» WHAT TO DO: Copy down all of the data underneath, exactly as shown.
----
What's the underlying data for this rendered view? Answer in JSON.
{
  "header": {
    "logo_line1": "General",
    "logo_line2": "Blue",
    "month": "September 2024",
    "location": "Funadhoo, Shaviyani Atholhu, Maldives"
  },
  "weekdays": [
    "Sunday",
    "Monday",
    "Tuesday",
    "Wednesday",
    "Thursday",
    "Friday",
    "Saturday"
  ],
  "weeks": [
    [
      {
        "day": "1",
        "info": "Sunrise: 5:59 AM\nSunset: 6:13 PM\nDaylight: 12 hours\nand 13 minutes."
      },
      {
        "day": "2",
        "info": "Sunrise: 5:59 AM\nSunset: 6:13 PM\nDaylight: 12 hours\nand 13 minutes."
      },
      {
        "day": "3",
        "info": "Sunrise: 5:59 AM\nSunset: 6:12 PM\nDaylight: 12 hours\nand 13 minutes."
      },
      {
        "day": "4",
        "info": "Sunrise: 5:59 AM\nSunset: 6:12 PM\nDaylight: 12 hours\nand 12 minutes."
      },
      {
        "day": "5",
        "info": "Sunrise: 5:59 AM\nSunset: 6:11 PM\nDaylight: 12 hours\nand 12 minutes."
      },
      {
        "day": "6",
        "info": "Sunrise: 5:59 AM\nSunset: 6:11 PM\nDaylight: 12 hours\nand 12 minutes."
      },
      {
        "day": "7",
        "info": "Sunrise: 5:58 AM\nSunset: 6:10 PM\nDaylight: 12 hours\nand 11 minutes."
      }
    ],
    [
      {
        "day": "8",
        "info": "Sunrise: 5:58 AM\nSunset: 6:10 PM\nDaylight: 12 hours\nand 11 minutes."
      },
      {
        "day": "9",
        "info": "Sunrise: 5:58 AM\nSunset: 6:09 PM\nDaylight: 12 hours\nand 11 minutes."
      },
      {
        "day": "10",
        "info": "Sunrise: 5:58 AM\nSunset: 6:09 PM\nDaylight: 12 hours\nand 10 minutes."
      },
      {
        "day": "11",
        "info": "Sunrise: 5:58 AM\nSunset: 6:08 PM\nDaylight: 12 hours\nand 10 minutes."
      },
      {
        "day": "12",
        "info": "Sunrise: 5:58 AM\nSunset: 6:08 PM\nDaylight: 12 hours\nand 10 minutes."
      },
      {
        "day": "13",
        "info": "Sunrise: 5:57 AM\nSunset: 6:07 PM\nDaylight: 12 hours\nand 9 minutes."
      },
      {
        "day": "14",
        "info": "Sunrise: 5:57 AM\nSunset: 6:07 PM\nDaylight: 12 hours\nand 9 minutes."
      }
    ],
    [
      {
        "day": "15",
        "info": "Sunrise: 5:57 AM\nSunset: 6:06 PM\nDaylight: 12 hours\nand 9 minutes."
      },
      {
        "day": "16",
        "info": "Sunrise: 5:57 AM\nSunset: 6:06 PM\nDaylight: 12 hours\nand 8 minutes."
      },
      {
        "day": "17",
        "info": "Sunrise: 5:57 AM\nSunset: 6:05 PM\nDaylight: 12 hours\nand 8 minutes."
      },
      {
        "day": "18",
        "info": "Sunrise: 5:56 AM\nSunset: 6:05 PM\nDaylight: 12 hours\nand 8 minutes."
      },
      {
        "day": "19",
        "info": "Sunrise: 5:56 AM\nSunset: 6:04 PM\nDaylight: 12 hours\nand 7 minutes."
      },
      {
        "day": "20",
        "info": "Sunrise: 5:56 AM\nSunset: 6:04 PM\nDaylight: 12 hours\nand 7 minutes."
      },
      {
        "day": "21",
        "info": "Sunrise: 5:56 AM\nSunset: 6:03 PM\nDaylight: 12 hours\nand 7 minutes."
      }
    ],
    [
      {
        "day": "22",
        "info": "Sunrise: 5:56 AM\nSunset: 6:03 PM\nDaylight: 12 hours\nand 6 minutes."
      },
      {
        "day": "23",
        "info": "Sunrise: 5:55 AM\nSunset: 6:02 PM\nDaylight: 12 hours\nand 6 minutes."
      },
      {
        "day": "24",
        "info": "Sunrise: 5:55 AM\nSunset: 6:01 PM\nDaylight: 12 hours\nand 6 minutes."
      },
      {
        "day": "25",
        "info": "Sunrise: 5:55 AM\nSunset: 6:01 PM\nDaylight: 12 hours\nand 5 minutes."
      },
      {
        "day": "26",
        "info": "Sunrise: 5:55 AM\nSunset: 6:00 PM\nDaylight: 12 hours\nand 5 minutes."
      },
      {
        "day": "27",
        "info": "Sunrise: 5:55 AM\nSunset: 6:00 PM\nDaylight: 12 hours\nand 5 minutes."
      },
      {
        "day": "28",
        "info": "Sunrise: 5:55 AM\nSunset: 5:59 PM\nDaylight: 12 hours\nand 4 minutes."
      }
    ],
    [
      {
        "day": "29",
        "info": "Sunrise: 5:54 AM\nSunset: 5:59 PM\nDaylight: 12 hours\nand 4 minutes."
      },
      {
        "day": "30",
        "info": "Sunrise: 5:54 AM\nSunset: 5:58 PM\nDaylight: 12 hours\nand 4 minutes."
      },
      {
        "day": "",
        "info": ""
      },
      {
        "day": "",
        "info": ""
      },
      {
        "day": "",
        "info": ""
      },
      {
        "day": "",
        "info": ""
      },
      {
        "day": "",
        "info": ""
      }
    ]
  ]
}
----
» SOLVED EXERCISE:
What's the underlying data for this rendered view? Answer in JSON.
{
  "header": {
    "logo_line1": "General",
    "logo_line2": "Blue",
    "month": "September 2024",
    "location": "Funadhoo, Shaviyani Atholhu, Maldives"
  },
  "weekdays": [
    "Sunday",
    "Monday",
    "Tuesday",
    "Wednesday",
    "Thursday",
    "Friday",
    "Saturday"
  ],
  "weeks": [
    [
      {
        "day": "1",
        "info": "Sunrise: 5:59 AM\nSunset: 6:13 PM\nDaylight: 12 hours\nand 13 minutes."
      },
      {
        "day": "2",
        "info": "Sunrise: 5:59 AM\nSunset: 6:13 PM\nDaylight: 12 hours\nand 13 minutes."
      },
      {
        "day": "3",
        "info": "Sunrise: 5:59 AM\nSunset: 6:12 PM\nDaylight: 12 hours\nand 13 minutes."
      },
      {
        "day": "4",
        "info": "Sunrise: 5:59 AM\nSunset: 6:12 PM\nDaylight: 12 hours\nand 12 minutes."
      },
      {
        "day": "5",
        "info": "Sunrise: 5:59 AM\nSunset: 6:11 PM\nDaylight: 12 hours\nand 12 minutes."
      },
      {
        "day": "6",
        "info": "Sunrise: 5:59 AM\nSunset: 6:11 PM\nDaylight: 12 hours\nand 12 minutes."
      },
      {
        "day": "7",
        "info": "Sunrise: 5:58 AM\nSunset: 6:10 PM\nDaylight: 12 hours\nand 11 minutes."
      }
    ],
    [
      {
        "day": "8",
        "info": "Sunrise: 5:58 AM\nSunset: 6:10 PM\nDaylight: 12 hours\nand 11 minutes."
      },
      {
        "day": "9",
        "info": "Sunrise: 5:58 AM\nSunset: 6:09 PM\nDaylight: 12 hours\nand 11 minutes."
      },
      {
        "day": "10",
        "info": "Sunrise: 5:58 AM\nSunset: 6:09 PM\nDaylight: 12 hours\nand 10 minutes."
      },
      {
        "day": "11",
        "info": "Sunrise: 5:58 AM\nSunset: 6:08 PM\nDaylight: 12 hours\nand 10 minutes."
      },
      {
        "day": "12",
        "info": "Sunrise: 5:58 AM\nSunset: 6:08 PM\nDaylight: 12 hours\nand 10 minutes."
      },
      {
        "day": "13",
        "info": "Sunrise: 5:57 AM\nSunset: 6:07 PM\nDaylight: 12 hours\nand 9 minutes."
      },
      {
        "day": "14",
        "info": "Sunrise: 5:57 AM\nSunset: 6:07 PM\nDaylight: 12 hours\nand 9 minutes."
      }
    ],
    [
      {
        "day": "15",
        "info": "Sunrise: 5:57 AM\nSunset: 6:06 PM\nDaylight: 12 hours\nand 9 minutes."
      },
      {
        "day": "16",
        "info": "Sunrise: 5:57 AM\nSunset: 6:06 PM\nDaylight: 12 hours\nand 8 minutes."
      },
      {
        "day": "17",
        "info": "Sunrise: 5:57 AM\nSunset: 6:05 PM\nDaylight: 12 hours\nand 8 minutes."
      },
      {
        "day": "18",
        "info": "Sunrise: 5:56 AM\nSunset: 6:05 PM\nDaylight: 12 hours\nand 8 minutes."
      },
      {
        "day": "19",
        "info": "Sunrise: 5:56 AM\nSunset: 6:04 PM\nDaylight: 12 hours\nand 7 minutes."
      },
      {
        "day": "20",
        "info": "Sunrise: 5:56 AM\nSunset: 6:04 PM\nDaylight: 12 hours\nand 7 minutes."
      },
      {
        "day": "21",
        "info": "Sunrise: 5:56 AM\nSunset: 6:03 PM\nDaylight: 12 hours\nand 7 minutes."
      }
    ],
    [
      {
        "day": "22",
        "info": "Sunrise: 5:56 AM\nSunset: 6:03 PM\nDaylight: 12 hours\nand 6 minutes."
      },
      {
        "day": "23",
        "info": "Sunrise: 5:55 AM\nSunset: 6:02 PM\nDaylight: 12 hours\nand 6 minutes."
      },
      {
        "day": "24",
        "info": "Sunrise: 5:55 AM\nSunset: 6:01 PM\nDaylight: 12 hours\nand 6 minutes."
      },
      {
        "day": "25",
        "info": "Sunrise: 5:55 AM\nSunset: 6:01 PM\nDaylight: 12 hours\nand 5 minutes."
      },
      {
        "day": "26",
        "info": "Sunrise: 5:55 AM\nSunset: 6:00 PM\nDaylight: 12 hours\nand 5 minutes."
      },
      {
        "day": "27",
        "info": "Sunrise: 5:55 AM\nSunset: 6:00 PM\nDaylight: 12 hours\nand 5 minutes."
      },
      {
        "day": "28",
        "info": "Sunrise: 5:55 AM\nSunset: 5:59 PM\nDaylight: 12 hours\nand 4 minutes."
      }
    ],
    [
      {
        "day": "29",
        "info": "Sunrise: 5:54 AM\nSunset: 5:59 PM\nDaylight: 12 hours\nand 4 minutes."
      },
      {
        "day": "30",
        "info": "Sunrise: 5:54 AM\nSunset: 5:58 PM\nDaylight: 12 hours\nand 4 minutes."
      },
      {
        "day": "",
        "info": ""
      },
      {
        "day": "",
        "info": ""
      },
      {
        "day": "",
        "info": ""
      },
      {
        "day": "",
        "info": ""
      },
      {
        "day": "",
        "info": ""
      }
    ]
  ]
}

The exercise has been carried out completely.